## REQUIRED ACTION:
In the forum thread on Black Panther below, one poster calls Nakia revolutionary. Explain in one to three sentences why.

## EXTRACT PROVIDED:
I have actual skeletons in my closet
i agree about erik. his words were always about himself and his suffering. he was a young revolutionary with more training and bigger balls. he is what a lot of people imagine themselves to be, his death was a respectful repudiation of them. he was embodiment of trying to "dismantle the master's house using the master's tools."

nakia was revolutionary because she refused priviledge to help and did so on the front lines. she changed the system from the inside. but people lazily call that reactionary but the key difference is she refused her privilege. i'd like to see the woke shea butter types give up the internet and do ground work.

BravestOfTheLamps
Oct 12, 2012

by FactsAreUseless
Lipstick Apathy

kartikeya posted:

There's nothing heroic about Killmonger.

This just shows that you've been completely taken in by the movie's rhetoric. Movies are rhetorical things, and that Killmonger is shown as a badwrong person and Nakia as goodright does not actually make it true. Like our favourite philosopher points out:

Slavoj Zizek posted:

Although Bane is the official villain, there are indications that he, much more than Batman himself, is the film’s authentic hero distorted as its villain: he is ready to sacrifice his life for his love, ready to risk everything for what he perceives as injustice, and this basic fact is occluded by superficial and rather ridiculous signs of destructive evil.

So, back to Black Panther: which are the signs enabling us to recognize in Killmonger the film’s true hero? There are many; the first among them is the scene of his death, in which he prefers to die free than to be healed and survive in the false abundance of Wakanda. The strong ethical impact of Killmonger’s last words immediately ruin the idea that he is a simple villain.

Like your idea is that Nakia is good because she wants to open up Wakanda, but the real evil is Wakanda itself: despite nominal opposition, the country has really no problems with the established order.

BravestOfTheLamps fucked around with this message at 13:59 on Mar 13, 2018

i am the bird
Mar 2, 2005

I SUPPORT ALL THE PREDATORS

temple posted:

he was embodiment of trying to "dismantle the master's house using the master's tools."

If we’re talking about violence, I would say no. If we’re talking about installing a new form of hierarchy, then yes.

But Lorde’s quote applies to T’Challa as much or more.

temple
Jul 29, 2006

I have actual skeletons in my closet

i am the bird posted:

If we’re talking about violence, I would say no. If we’re talking about installing a new form of hierarchy, then yes.

But Lorde’s quote applies to T’Challa as much or more.

how can that quote apply to t'challa when he has no motivation to dismantle anything?

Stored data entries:
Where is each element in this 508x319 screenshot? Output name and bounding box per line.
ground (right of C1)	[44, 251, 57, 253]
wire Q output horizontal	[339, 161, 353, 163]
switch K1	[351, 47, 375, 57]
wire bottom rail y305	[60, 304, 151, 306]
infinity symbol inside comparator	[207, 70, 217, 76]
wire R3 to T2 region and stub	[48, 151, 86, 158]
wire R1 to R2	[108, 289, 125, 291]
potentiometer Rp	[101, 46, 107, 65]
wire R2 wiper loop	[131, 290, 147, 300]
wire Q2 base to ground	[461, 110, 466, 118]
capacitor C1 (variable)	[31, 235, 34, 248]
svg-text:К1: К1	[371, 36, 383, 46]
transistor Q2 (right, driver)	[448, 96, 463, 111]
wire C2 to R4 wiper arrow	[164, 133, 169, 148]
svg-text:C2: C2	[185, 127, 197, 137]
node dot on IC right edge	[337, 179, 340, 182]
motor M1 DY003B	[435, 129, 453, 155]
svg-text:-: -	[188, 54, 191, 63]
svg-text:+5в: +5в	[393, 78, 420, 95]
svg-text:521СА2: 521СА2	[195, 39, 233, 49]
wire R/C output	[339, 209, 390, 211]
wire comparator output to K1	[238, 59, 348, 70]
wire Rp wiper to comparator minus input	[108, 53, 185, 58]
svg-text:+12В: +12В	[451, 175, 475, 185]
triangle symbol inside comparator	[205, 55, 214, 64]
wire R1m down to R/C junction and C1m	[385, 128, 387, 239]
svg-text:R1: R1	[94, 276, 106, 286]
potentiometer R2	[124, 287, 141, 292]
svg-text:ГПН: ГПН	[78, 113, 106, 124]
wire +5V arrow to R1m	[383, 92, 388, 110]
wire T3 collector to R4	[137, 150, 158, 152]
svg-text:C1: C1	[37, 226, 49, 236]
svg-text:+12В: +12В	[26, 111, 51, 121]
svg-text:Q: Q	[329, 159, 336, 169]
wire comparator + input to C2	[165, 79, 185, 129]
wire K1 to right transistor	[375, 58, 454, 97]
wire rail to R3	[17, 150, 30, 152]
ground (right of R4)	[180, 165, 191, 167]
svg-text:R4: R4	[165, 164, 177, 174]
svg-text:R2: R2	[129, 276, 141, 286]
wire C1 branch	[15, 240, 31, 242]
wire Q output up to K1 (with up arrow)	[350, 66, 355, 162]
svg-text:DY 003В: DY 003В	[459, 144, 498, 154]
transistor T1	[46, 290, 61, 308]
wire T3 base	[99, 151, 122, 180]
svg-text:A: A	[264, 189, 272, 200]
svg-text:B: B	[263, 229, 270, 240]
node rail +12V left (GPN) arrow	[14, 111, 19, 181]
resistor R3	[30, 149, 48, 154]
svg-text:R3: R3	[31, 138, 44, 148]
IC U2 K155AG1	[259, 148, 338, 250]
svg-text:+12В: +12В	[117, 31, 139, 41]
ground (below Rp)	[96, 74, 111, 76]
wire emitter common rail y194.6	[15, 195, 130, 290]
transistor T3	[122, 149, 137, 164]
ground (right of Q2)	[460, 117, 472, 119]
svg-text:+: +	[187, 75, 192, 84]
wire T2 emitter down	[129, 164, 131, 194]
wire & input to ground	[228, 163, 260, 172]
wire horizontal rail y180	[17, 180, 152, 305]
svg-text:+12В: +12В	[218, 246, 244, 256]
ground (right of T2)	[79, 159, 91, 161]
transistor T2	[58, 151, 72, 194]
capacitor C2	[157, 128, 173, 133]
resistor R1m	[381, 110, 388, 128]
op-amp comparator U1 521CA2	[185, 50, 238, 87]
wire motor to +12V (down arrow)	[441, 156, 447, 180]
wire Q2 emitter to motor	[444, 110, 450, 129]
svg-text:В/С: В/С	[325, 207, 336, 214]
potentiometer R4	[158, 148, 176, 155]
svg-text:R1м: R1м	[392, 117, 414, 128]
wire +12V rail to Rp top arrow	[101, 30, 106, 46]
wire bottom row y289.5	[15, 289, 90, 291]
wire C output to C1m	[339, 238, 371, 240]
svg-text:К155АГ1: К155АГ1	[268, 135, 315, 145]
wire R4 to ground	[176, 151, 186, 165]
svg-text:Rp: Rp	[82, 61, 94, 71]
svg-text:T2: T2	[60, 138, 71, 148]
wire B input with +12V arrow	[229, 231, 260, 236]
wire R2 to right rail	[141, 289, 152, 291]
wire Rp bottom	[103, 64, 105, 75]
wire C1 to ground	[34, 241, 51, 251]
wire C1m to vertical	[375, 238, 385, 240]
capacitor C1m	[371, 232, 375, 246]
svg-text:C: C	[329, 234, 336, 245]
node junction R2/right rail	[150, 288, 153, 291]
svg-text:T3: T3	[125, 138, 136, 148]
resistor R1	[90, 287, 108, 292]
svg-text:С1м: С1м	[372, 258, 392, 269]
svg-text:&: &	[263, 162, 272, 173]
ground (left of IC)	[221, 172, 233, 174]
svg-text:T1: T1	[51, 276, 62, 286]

## TASK ANSWER:
The poster calls Nakia revolutionary because she refused her privilege to help and worked on the front lines, changing the system from the inside. The poster adds that refusing her privilege is what separates her from being reactionary.